--- START OF Data listing ---

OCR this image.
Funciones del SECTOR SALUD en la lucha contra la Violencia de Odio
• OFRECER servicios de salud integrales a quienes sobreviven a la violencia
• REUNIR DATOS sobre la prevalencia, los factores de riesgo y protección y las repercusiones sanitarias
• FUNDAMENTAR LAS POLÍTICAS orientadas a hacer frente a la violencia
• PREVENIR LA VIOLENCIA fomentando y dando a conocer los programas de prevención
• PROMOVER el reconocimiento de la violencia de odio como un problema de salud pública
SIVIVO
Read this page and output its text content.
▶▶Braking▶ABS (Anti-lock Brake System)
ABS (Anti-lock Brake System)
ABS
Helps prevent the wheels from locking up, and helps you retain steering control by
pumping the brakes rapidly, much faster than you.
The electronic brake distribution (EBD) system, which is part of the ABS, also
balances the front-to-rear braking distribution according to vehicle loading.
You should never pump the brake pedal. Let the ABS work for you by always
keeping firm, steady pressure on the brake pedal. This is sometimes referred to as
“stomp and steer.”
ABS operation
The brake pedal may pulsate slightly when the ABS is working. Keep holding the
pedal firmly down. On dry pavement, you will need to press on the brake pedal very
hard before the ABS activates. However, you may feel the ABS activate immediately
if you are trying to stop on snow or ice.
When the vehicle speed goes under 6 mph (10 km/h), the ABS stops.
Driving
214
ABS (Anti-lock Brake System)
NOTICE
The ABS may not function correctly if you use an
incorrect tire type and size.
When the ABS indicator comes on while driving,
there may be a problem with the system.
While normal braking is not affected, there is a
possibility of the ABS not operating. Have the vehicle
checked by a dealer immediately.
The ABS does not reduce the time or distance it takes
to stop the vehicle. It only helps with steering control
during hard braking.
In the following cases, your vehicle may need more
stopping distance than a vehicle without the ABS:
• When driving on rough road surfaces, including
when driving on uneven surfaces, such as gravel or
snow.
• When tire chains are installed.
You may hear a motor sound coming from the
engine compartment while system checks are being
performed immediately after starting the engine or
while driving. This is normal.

--- END OF Data listing ---
--- START OF Data listing ---

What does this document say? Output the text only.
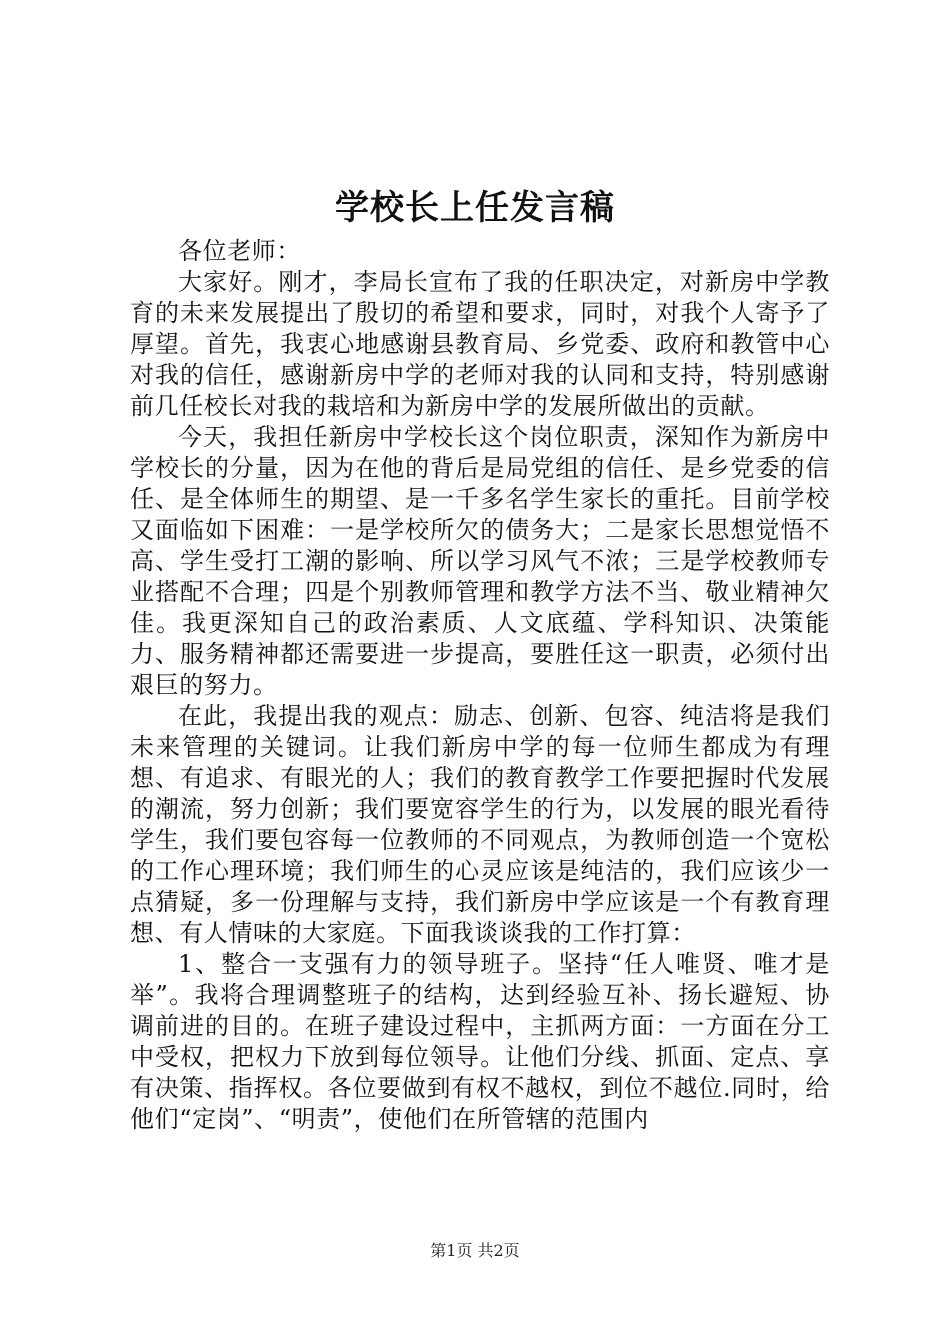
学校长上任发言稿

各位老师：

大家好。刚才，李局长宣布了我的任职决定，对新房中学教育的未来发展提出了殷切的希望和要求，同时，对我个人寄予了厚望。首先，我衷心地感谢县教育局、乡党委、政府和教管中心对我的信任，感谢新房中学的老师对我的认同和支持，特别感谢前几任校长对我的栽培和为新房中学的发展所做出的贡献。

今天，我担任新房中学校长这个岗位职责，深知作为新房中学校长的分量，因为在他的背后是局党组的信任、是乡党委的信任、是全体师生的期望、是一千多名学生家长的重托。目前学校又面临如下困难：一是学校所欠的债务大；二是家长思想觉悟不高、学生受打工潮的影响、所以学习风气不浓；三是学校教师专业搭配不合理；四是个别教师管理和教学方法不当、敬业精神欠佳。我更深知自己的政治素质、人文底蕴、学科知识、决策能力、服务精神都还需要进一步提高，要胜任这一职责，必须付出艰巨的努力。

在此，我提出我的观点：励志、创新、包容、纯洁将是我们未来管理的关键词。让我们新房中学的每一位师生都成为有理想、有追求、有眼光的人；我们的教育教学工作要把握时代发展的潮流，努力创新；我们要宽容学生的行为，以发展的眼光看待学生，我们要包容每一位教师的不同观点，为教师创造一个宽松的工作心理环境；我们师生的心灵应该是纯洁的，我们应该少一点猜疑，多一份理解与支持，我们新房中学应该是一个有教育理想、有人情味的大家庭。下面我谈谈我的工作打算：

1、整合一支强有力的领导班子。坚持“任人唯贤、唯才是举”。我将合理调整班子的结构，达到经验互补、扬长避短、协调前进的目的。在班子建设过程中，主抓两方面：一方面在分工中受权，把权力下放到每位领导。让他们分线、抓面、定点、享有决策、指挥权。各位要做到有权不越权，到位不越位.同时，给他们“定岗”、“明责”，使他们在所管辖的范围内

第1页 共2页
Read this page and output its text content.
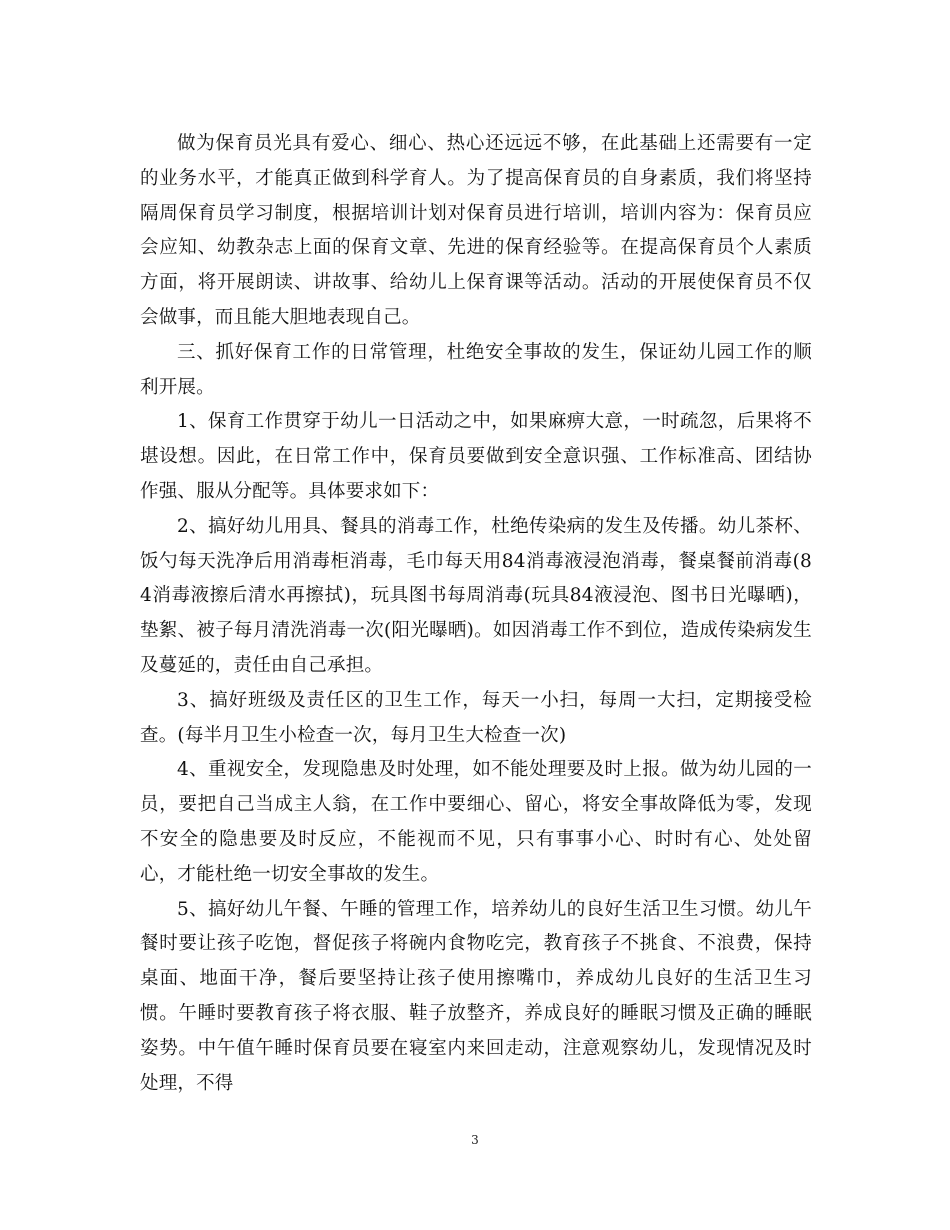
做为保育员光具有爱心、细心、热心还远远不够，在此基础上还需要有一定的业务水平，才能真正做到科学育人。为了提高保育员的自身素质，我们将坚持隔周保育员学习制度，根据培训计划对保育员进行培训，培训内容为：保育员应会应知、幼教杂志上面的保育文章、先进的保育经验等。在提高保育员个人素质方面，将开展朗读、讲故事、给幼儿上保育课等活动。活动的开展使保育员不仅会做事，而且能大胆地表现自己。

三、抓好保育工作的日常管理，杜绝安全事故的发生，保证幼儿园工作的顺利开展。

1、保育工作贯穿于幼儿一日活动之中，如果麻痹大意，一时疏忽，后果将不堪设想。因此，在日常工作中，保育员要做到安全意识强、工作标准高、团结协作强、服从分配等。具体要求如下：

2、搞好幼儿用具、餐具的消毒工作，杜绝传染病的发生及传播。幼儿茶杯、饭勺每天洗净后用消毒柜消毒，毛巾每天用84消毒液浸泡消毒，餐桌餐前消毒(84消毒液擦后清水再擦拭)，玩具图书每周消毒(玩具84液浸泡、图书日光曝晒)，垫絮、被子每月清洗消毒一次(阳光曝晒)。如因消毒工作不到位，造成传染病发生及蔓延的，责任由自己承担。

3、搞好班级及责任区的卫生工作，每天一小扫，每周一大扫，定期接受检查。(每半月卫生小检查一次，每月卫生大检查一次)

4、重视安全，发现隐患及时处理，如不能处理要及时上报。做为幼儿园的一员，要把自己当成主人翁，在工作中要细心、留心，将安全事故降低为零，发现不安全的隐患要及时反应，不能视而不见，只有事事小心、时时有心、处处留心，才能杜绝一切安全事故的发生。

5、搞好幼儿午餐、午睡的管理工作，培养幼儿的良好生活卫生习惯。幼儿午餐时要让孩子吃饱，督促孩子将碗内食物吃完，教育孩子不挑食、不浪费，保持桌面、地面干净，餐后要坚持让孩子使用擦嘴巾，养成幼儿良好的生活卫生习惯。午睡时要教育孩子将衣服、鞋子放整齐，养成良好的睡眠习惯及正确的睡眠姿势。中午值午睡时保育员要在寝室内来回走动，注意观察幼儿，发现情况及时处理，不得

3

--- END OF Data listing ---

*Set exercise*.
Go through the entries above and count the lines containing the word "need"; give only that count.

*Task solution*.
2